[Records]
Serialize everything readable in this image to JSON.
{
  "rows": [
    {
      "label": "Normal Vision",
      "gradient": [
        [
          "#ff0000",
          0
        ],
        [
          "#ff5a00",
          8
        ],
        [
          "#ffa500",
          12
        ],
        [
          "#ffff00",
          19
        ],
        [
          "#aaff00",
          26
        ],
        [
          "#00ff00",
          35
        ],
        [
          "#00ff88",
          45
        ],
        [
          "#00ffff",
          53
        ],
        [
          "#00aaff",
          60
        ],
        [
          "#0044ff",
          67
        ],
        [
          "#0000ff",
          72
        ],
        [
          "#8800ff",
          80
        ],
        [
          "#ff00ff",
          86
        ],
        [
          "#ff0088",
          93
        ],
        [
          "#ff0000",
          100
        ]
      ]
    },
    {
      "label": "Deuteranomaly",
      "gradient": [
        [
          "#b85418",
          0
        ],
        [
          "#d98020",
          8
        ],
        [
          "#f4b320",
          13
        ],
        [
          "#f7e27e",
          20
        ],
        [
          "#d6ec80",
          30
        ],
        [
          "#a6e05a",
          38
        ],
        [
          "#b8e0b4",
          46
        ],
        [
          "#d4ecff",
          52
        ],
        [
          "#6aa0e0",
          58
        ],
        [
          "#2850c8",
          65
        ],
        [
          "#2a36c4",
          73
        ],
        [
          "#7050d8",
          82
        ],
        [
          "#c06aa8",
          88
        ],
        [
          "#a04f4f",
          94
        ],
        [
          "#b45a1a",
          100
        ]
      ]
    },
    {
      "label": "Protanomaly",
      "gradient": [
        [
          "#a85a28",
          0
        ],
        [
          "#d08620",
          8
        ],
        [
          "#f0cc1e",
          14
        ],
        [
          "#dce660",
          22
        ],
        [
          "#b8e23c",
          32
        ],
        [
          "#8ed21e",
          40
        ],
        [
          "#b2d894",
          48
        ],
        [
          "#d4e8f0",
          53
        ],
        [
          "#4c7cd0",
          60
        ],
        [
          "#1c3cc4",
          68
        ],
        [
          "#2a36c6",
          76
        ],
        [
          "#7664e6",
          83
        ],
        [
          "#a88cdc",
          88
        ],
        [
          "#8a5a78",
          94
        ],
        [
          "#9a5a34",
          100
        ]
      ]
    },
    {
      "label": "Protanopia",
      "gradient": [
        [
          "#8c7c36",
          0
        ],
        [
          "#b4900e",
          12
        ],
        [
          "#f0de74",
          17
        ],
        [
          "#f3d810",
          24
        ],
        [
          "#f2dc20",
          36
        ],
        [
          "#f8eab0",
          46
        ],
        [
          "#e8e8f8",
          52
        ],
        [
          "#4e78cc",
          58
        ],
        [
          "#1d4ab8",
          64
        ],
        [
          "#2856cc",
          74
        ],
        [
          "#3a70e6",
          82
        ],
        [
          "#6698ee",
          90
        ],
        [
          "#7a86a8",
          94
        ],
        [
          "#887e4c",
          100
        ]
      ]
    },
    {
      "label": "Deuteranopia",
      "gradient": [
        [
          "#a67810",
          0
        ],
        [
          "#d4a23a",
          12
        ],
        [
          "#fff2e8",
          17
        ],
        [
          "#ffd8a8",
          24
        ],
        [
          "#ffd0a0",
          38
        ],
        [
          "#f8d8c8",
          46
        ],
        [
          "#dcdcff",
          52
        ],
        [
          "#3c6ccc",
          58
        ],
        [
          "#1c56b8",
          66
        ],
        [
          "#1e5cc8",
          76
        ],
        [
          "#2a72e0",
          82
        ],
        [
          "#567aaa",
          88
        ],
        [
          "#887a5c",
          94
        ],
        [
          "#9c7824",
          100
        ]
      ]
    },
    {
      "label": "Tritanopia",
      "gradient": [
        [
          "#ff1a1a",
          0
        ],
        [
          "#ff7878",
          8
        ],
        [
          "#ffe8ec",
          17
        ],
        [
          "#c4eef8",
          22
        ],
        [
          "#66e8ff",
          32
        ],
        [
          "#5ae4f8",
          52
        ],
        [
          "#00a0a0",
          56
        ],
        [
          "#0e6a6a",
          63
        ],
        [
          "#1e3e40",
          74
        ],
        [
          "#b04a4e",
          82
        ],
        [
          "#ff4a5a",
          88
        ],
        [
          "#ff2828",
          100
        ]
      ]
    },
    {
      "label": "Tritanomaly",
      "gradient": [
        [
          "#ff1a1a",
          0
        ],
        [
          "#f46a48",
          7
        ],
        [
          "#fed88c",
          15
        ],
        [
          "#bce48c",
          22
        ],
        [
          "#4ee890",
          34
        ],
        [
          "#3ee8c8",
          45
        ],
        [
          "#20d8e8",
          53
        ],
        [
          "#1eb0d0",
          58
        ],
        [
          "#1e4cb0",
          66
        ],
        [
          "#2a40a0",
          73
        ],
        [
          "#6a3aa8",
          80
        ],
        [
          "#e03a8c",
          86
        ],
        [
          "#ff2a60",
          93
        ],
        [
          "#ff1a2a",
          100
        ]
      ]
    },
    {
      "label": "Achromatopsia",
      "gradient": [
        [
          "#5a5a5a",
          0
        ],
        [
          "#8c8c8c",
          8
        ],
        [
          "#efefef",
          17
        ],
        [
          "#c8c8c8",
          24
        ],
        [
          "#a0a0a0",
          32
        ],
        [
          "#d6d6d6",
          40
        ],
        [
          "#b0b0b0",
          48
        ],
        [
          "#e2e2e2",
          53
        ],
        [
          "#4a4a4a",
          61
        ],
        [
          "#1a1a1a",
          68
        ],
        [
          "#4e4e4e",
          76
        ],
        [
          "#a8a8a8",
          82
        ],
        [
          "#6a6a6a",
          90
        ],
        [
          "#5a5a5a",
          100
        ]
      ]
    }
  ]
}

◆ Task ◆
Write out every record verbatim.

◆ Exercise response ◆
Serialize everything readable in this image to JSON.
{
  "rows": [
    {
      "label": "Normal Vision",
      "gradient": [
        [
          "#ff0000",
          0
        ],
        [
          "#ff5a00",
          8
        ],
        [
          "#ffa500",
          12
        ],
        [
          "#ffff00",
          19
        ],
        [
          "#aaff00",
          26
        ],
        [
          "#00ff00",
          35
        ],
        [
          "#00ff88",
          45
        ],
        [
          "#00ffff",
          53
        ],
        [
          "#00aaff",
          60
        ],
        [
          "#0044ff",
          67
        ],
        [
          "#0000ff",
          72
        ],
        [
          "#8800ff",
          80
        ],
        [
          "#ff00ff",
          86
        ],
        [
          "#ff0088",
          93
        ],
        [
          "#ff0000",
          100
        ]
      ]
    },
    {
      "label": "Deuteranomaly",
      "gradient": [
        [
          "#b85418",
          0
        ],
        [
          "#d98020",
          8
        ],
        [
          "#f4b320",
          13
        ],
        [
          "#f7e27e",
          20
        ],
        [
          "#d6ec80",
          30
        ],
        [
          "#a6e05a",
          38
        ],
        [
          "#b8e0b4",
          46
        ],
        [
          "#d4ecff",
          52
        ],
        [
          "#6aa0e0",
          58
        ],
        [
          "#2850c8",
          65
        ],
        [
          "#2a36c4",
          73
        ],
        [
          "#7050d8",
          82
        ],
        [
          "#c06aa8",
          88
        ],
        [
          "#a04f4f",
          94
        ],
        [
          "#b45a1a",
          100
        ]
      ]
    },
    {
      "label": "Protanomaly",
      "gradient": [
        [
          "#a85a28",
          0
        ],
        [
          "#d08620",
          8
        ],
        [
          "#f0cc1e",
          14
        ],
        [
          "#dce660",
          22
        ],
        [
          "#b8e23c",
          32
        ],
        [
          "#8ed21e",
          40
        ],
        [
          "#b2d894",
          48
        ],
        [
          "#d4e8f0",
          53
        ],
        [
          "#4c7cd0",
          60
        ],
        [
          "#1c3cc4",
          68
        ],
        [
          "#2a36c6",
          76
        ],
        [
          "#7664e6",
          83
        ],
        [
          "#a88cdc",
          88
        ],
        [
          "#8a5a78",
          94
        ],
        [
          "#9a5a34",
          100
        ]
      ]
    },
    {
      "label": "Protanopia",
      "gradient": [
        [
          "#8c7c36",
          0
        ],
        [
          "#b4900e",
          12
        ],
        [
          "#f0de74",
          17
        ],
        [
          "#f3d810",
          24
        ],
        [
          "#f2dc20",
          36
        ],
        [
          "#f8eab0",
          46
        ],
        [
          "#e8e8f8",
          52
        ],
        [
          "#4e78cc",
          58
        ],
        [
          "#1d4ab8",
          64
        ],
        [
          "#2856cc",
          74
        ],
        [
          "#3a70e6",
          82
        ],
        [
          "#6698ee",
          90
        ],
        [
          "#7a86a8",
          94
        ],
        [
          "#887e4c",
          100
        ]
      ]
    },
    {
      "label": "Deuteranopia",
      "gradient": [
        [
          "#a67810",
          0
        ],
        [
          "#d4a23a",
          12
        ],
        [
          "#fff2e8",
          17
        ],
        [
          "#ffd8a8",
          24
        ],
        [
          "#ffd0a0",
          38
        ],
        [
          "#f8d8c8",
          46
        ],
        [
          "#dcdcff",
          52
        ],
        [
          "#3c6ccc",
          58
        ],
        [
          "#1c56b8",
          66
        ],
        [
          "#1e5cc8",
          76
        ],
        [
          "#2a72e0",
          82
        ],
        [
          "#567aaa",
          88
        ],
        [
          "#887a5c",
          94
        ],
        [
          "#9c7824",
          100
        ]
      ]
    },
    {
      "label": "Tritanopia",
      "gradient": [
        [
          "#ff1a1a",
          0
        ],
        [
          "#ff7878",
          8
        ],
        [
          "#ffe8ec",
          17
        ],
        [
          "#c4eef8",
          22
        ],
        [
          "#66e8ff",
          32
        ],
        [
          "#5ae4f8",
          52
        ],
        [
          "#00a0a0",
          56
        ],
        [
          "#0e6a6a",
          63
        ],
        [
          "#1e3e40",
          74
        ],
        [
          "#b04a4e",
          82
        ],
        [
          "#ff4a5a",
          88
        ],
        [
          "#ff2828",
          100
        ]
      ]
    },
    {
      "label": "Tritanomaly",
      "gradient": [
        [
          "#ff1a1a",
          0
        ],
        [
          "#f46a48",
          7
        ],
        [
          "#fed88c",
          15
        ],
        [
          "#bce48c",
          22
        ],
        [
          "#4ee890",
          34
        ],
        [
          "#3ee8c8",
          45
        ],
        [
          "#20d8e8",
          53
        ],
        [
          "#1eb0d0",
          58
        ],
        [
          "#1e4cb0",
          66
        ],
        [
          "#2a40a0",
          73
        ],
        [
          "#6a3aa8",
          80
        ],
        [
          "#e03a8c",
          86
        ],
        [
          "#ff2a60",
          93
        ],
        [
          "#ff1a2a",
          100
        ]
      ]
    },
    {
      "label": "Achromatopsia",
      "gradient": [
        [
          "#5a5a5a",
          0
        ],
        [
          "#8c8c8c",
          8
        ],
        [
          "#efefef",
          17
        ],
        [
          "#c8c8c8",
          24
        ],
        [
          "#a0a0a0",
          32
        ],
        [
          "#d6d6d6",
          40
        ],
        [
          "#b0b0b0",
          48
        ],
        [
          "#e2e2e2",
          53
        ],
        [
          "#4a4a4a",
          61
        ],
        [
          "#1a1a1a",
          68
        ],
        [
          "#4e4e4e",
          76
        ],
        [
          "#a8a8a8",
          82
        ],
        [
          "#6a6a6a",
          90
        ],
        [
          "#5a5a5a",
          100
        ]
      ]
    }
  ]
}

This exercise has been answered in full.